▸ Stated exercise: Locate the word "replies" in the entries below, then gather every line that holds it.

......

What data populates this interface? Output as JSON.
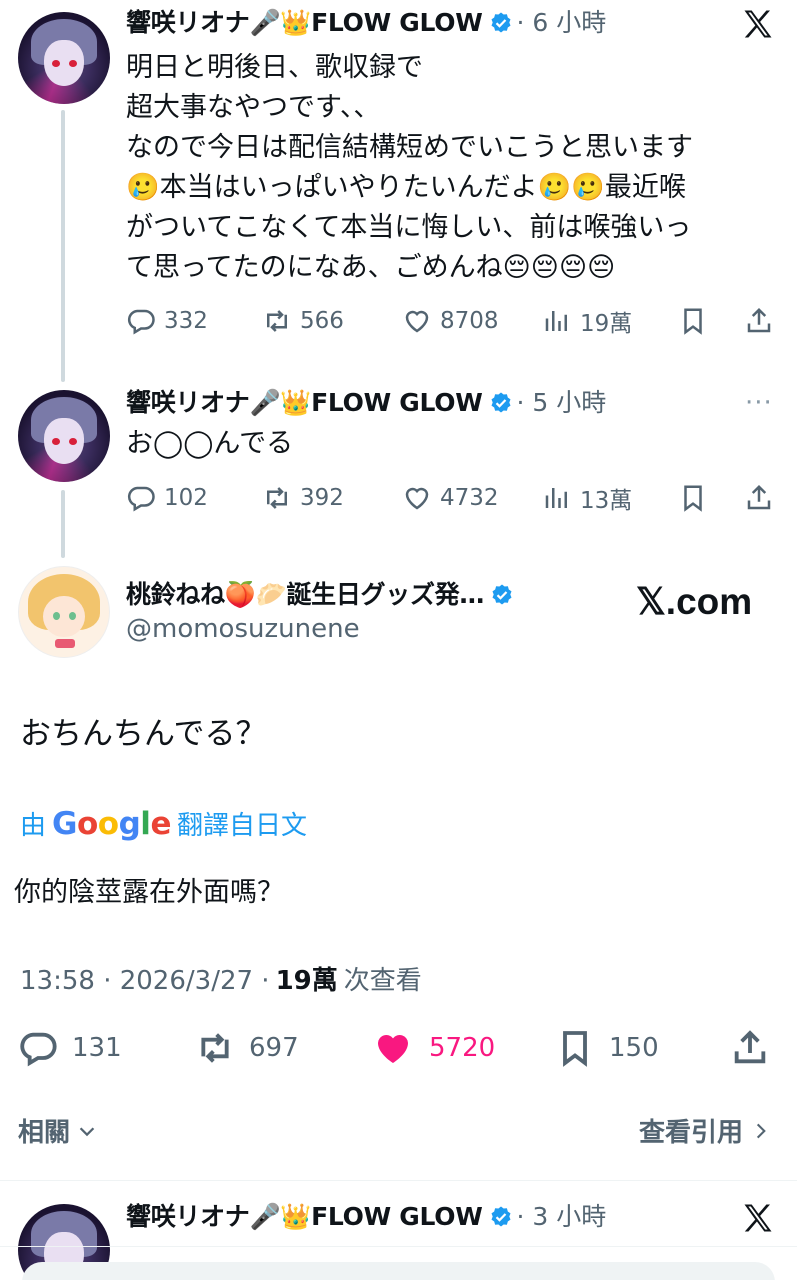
{
  "posts": [
    {
      "author": "響咲リオナ🎤👑FLOW GLOW",
      "time": "· 6 小時",
      "text": "明日と明後日、歌収録で\n超大事なやつです、、\nなので今日は配信結構短めでいこうと思います\n🥲本当はいっぱいやりたいんだよ🥲🥲最近喉\nがついてこなくて本当に悔しい、前は喉強いっ\nて思ってたのになあ、ごめんね😔😔😔😔",
      "stats": {
        "replies": "332",
        "reposts": "566",
        "likes": "8708",
        "views": "19萬"
      }
    },
    {
      "author": "響咲リオナ🎤👑FLOW GLOW",
      "time": "· 5 小時",
      "more": "···",
      "text": "お◯◯んでる",
      "stats": {
        "replies": "102",
        "reposts": "392",
        "likes": "4732",
        "views": "13萬"
      }
    }
  ],
  "main_post": {
    "author": "桃鈴ねね🍑🥟誕生日グッズ発…",
    "handle": "@momosuzunene",
    "watermark": "𝕏.com",
    "text": "おちんちんでる？",
    "translate_prefix": "由",
    "translate_brand": "Google",
    "translate_suffix": "翻譯自日文",
    "translated_text": "你的陰莖露在外面嗎？",
    "timestamp": "13:58 · 2026/3/27 ·",
    "views_count": "19萬",
    "views_label": "次查看",
    "stats": {
      "replies": "131",
      "reposts": "697",
      "likes": "5720",
      "bookmarks": "150"
    },
    "liked": true,
    "like_color": "#f91880"
  },
  "related_label": "相關",
  "view_quotes_label": "查看引用",
  "bottom_post": {
    "author": "響咲リオナ🎤👑FLOW GLOW",
    "time": "· 3 小時"
  },
  "colors": {
    "verified": "#1d9bf0",
    "link": "#1d9bf0",
    "muted": "#536471"
  }
}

......

▸ Solution to this problem:
        "replies": "332",
        "replies": "102",
      "replies": "131",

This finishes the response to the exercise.